'''
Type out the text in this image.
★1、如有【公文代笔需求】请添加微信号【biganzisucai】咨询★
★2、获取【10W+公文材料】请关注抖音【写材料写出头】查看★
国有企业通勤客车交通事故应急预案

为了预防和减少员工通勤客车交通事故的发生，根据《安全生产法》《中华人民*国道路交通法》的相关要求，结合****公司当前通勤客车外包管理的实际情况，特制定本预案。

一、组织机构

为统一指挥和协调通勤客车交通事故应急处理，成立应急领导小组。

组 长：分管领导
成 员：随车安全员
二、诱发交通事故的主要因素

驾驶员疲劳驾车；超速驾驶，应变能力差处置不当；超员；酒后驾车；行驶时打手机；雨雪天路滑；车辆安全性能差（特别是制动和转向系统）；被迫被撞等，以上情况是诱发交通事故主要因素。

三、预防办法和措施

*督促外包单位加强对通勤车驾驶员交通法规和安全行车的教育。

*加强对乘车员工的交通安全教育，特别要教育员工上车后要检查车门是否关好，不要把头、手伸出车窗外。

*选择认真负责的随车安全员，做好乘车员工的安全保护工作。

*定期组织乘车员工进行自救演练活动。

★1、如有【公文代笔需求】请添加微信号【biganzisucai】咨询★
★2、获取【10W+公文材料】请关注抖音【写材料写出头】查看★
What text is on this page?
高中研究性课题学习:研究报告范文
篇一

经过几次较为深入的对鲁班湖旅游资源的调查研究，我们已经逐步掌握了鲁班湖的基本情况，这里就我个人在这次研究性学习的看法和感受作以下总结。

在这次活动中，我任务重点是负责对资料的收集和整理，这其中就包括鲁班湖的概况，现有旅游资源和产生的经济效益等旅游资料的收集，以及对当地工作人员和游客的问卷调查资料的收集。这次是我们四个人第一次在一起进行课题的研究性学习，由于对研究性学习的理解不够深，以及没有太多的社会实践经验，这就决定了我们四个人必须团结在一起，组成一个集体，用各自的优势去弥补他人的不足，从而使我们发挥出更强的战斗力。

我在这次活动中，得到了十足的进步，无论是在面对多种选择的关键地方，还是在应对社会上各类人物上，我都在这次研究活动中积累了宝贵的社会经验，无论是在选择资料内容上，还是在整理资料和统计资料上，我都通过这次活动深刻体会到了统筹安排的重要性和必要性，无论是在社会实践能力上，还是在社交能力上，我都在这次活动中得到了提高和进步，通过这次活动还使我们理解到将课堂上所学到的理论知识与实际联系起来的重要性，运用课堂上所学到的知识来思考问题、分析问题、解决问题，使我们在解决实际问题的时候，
'''
- _Required task_: Exactly as written, please output every entry.

- _Written answer_:
Type out the text in this image.
★1、如有【公文代笔需求】请添加微信号【biganzisucai】咨询★
★2、获取【10W+公文材料】请关注抖音【写材料写出头】查看★
国有企业通勤客车交通事故应急预案

为了预防和减少员工通勤客车交通事故的发生，根据《安全生产法》《中华人民*国道路交通法》的相关要求，结合****公司当前通勤客车外包管理的实际情况，特制定本预案。

一、组织机构

为统一指挥和协调通勤客车交通事故应急处理，成立应急领导小组。

组 长：分管领导
成 员：随车安全员
二、诱发交通事故的主要因素

驾驶员疲劳驾车；超速驾驶，应变能力差处置不当；超员；酒后驾车；行驶时打手机；雨雪天路滑；车辆安全性能差（特别是制动和转向系统）；被迫被撞等，以上情况是诱发交通事故主要因素。

三、预防办法和措施

*督促外包单位加强对通勤车驾驶员交通法规和安全行车的教育。

*加强对乘车员工的交通安全教育，特别要教育员工上车后要检查车门是否关好，不要把头、手伸出车窗外。

*选择认真负责的随车安全员，做好乘车员工的安全保护工作。

*定期组织乘车员工进行自救演练活动。

★1、如有【公文代笔需求】请添加微信号【biganzisucai】咨询★
★2、获取【10W+公文材料】请关注抖音【写材料写出头】查看★
What text is on this page?
高中研究性课题学习:研究报告范文
篇一

经过几次较为深入的对鲁班湖旅游资源的调查研究，我们已经逐步掌握了鲁班湖的基本情况，这里就我个人在这次研究性学习的看法和感受作以下总结。

在这次活动中，我任务重点是负责对资料的收集和整理，这其中就包括鲁班湖的概况，现有旅游资源和产生的经济效益等旅游资料的收集，以及对当地工作人员和游客的问卷调查资料的收集。这次是我们四个人第一次在一起进行课题的研究性学习，由于对研究性学习的理解不够深，以及没有太多的社会实践经验，这就决定了我们四个人必须团结在一起，组成一个集体，用各自的优势去弥补他人的不足，从而使我们发挥出更强的战斗力。

我在这次活动中，得到了十足的进步，无论是在面对多种选择的关键地方，还是在应对社会上各类人物上，我都在这次研究活动中积累了宝贵的社会经验，无论是在选择资料内容上，还是在整理资料和统计资料上，我都通过这次活动深刻体会到了统筹安排的重要性和必要性，无论是在社会实践能力上，还是在社交能力上，我都在这次活动中得到了提高和进步，通过这次活动还使我们理解到将课堂上所学到的理论知识与实际联系起来的重要性，运用课堂上所学到的知识来思考问题、分析问题、解决问题，使我们在解决实际问题的时候，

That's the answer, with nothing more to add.